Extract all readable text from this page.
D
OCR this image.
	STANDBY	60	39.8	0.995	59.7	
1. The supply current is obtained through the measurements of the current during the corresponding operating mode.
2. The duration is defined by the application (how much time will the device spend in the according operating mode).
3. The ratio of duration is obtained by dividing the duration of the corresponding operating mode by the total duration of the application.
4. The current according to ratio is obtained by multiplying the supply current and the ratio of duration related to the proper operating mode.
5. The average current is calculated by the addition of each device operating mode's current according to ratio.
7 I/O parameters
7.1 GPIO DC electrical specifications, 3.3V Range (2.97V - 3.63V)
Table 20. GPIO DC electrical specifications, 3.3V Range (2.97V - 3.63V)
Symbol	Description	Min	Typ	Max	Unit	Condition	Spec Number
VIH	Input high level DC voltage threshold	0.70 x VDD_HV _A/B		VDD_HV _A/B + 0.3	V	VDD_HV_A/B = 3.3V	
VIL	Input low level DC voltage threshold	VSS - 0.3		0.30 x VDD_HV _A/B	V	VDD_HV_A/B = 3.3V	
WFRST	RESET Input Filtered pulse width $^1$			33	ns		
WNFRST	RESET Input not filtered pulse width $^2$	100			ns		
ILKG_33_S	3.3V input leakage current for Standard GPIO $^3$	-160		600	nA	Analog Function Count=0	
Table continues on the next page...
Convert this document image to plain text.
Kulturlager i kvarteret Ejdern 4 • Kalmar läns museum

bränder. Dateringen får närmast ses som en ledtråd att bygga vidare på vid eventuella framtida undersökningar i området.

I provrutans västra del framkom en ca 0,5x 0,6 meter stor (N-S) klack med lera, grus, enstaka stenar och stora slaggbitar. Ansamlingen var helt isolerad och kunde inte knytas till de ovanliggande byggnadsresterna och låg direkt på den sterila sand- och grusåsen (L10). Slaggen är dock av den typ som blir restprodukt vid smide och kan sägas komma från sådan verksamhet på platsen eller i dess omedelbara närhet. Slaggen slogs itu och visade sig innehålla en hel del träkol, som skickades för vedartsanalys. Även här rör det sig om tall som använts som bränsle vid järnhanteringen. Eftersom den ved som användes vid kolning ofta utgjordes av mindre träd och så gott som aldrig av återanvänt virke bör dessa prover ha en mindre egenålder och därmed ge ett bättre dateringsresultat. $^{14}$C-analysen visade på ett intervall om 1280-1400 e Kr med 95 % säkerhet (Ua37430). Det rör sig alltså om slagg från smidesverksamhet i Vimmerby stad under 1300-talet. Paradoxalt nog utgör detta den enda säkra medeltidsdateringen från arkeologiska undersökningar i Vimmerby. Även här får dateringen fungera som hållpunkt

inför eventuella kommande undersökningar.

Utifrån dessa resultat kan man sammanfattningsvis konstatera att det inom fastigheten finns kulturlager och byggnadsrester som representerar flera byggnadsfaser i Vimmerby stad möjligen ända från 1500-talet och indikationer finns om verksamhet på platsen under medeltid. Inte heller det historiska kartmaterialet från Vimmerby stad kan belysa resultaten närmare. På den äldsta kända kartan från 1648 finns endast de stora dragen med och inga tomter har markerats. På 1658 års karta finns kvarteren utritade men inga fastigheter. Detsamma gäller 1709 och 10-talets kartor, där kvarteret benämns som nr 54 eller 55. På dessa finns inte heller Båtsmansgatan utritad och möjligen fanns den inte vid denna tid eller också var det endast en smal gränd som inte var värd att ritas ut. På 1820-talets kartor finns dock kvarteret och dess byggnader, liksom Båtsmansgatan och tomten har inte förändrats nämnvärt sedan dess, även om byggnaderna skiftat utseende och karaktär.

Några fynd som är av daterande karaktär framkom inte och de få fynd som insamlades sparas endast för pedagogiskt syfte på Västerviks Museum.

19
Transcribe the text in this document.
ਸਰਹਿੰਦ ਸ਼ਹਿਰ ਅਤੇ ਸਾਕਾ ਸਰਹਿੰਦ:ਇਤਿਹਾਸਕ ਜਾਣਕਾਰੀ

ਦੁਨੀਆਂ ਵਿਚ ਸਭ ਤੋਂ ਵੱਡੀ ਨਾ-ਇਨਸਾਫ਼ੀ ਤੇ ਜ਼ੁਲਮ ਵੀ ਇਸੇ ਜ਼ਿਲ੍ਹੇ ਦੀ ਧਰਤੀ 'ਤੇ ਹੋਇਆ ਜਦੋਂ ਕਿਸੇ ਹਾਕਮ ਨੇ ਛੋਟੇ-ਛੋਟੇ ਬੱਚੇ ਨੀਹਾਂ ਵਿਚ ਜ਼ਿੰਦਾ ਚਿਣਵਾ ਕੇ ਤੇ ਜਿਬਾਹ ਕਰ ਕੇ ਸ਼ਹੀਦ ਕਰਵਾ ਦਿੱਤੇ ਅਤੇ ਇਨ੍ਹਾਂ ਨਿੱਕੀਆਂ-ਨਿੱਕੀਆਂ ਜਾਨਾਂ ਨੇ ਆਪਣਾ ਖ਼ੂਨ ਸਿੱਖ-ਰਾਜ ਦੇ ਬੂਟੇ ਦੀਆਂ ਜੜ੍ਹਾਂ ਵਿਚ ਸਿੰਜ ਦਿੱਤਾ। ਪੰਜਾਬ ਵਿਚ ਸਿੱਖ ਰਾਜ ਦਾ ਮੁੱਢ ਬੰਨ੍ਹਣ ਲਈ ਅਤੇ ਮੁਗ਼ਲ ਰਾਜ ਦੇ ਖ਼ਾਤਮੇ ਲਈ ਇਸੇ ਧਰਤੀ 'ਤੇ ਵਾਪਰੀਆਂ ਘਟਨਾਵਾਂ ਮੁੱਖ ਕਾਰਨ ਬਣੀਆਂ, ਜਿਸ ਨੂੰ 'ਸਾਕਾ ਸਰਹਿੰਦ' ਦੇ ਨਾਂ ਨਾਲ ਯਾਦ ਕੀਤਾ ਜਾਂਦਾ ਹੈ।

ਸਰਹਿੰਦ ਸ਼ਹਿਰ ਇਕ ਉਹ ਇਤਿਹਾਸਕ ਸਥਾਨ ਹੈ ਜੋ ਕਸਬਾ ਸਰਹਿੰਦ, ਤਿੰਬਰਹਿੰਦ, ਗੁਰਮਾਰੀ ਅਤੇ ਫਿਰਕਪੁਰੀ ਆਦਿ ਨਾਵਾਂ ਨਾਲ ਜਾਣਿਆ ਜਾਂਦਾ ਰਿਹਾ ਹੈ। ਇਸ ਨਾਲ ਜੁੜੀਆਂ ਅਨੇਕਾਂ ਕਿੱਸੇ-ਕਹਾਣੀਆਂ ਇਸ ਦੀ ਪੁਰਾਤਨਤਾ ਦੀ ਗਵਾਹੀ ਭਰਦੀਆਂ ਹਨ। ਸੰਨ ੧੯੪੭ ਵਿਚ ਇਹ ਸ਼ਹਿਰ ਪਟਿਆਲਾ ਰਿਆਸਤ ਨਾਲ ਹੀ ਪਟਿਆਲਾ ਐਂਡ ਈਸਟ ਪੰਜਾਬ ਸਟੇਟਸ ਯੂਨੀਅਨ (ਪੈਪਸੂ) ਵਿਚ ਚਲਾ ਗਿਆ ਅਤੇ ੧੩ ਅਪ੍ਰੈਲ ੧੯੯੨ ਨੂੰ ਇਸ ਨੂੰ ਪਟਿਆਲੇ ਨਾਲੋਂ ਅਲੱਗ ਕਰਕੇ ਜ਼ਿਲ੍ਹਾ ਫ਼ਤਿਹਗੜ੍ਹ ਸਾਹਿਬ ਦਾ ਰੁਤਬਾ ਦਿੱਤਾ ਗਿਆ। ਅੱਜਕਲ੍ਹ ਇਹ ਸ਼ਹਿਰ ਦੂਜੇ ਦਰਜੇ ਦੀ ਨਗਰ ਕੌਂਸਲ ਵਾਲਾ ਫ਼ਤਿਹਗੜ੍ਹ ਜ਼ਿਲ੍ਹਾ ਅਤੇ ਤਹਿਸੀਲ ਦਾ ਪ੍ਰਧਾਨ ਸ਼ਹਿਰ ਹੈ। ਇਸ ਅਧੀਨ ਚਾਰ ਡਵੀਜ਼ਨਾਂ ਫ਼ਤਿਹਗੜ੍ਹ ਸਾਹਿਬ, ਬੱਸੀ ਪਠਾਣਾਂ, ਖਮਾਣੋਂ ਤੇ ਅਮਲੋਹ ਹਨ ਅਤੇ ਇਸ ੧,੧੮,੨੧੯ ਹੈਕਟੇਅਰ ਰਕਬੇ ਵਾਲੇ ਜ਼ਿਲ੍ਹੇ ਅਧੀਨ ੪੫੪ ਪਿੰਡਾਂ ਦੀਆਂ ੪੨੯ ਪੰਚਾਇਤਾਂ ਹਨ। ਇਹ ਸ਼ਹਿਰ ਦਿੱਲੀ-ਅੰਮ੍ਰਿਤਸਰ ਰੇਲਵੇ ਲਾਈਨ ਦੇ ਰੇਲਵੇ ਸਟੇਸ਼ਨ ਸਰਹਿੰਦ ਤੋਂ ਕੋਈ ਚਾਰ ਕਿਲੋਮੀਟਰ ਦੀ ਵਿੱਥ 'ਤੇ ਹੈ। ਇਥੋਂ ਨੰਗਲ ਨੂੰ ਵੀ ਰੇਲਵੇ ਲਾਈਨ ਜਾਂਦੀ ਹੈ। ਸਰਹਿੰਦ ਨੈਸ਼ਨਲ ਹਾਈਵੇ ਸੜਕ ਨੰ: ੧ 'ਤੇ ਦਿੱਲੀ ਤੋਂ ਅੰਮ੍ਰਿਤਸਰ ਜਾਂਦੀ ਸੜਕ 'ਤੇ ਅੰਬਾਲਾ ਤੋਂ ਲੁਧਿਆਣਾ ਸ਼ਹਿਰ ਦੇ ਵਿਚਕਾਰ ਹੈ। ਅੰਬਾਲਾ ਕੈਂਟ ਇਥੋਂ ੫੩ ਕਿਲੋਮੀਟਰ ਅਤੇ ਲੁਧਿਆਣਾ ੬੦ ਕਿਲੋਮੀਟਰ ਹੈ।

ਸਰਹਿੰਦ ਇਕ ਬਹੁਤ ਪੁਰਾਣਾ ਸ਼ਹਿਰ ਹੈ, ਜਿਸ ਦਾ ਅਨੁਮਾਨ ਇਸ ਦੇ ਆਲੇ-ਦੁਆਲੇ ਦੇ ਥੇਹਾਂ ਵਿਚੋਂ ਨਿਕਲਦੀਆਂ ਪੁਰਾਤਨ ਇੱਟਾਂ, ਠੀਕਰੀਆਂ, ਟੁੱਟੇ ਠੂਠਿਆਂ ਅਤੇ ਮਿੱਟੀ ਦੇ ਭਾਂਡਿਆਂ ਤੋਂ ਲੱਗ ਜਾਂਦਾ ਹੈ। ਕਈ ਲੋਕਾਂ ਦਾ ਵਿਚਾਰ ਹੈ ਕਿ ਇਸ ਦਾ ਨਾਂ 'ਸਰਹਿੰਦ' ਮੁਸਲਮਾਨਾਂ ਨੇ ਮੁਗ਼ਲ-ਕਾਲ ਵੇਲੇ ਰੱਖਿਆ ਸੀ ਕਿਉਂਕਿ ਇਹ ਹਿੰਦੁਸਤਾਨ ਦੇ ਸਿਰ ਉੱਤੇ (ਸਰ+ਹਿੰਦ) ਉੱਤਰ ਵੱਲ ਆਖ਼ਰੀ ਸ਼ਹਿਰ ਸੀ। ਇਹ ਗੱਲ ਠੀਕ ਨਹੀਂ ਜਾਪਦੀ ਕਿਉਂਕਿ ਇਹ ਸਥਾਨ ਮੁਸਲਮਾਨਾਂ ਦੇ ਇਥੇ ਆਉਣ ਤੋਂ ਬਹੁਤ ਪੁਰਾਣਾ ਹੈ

# TASK REQUIREMENTS
In the entries above, identify every line with the word "current". Copy those lines.

# OUTPUT OF THE EXERCISE
1. The supply current is obtained through the measurements of the current during the corresponding operating mode.
4. The current according to ratio is obtained by multiplying the supply current and the ratio of duration related to the proper operating mode.
5. The average current is calculated by the addition of each device operating mode's current according to ratio.
ILKG_33_S	3.3V input leakage current for Standard GPIO $^3$	-160		600	nA	Analog Function Count=0	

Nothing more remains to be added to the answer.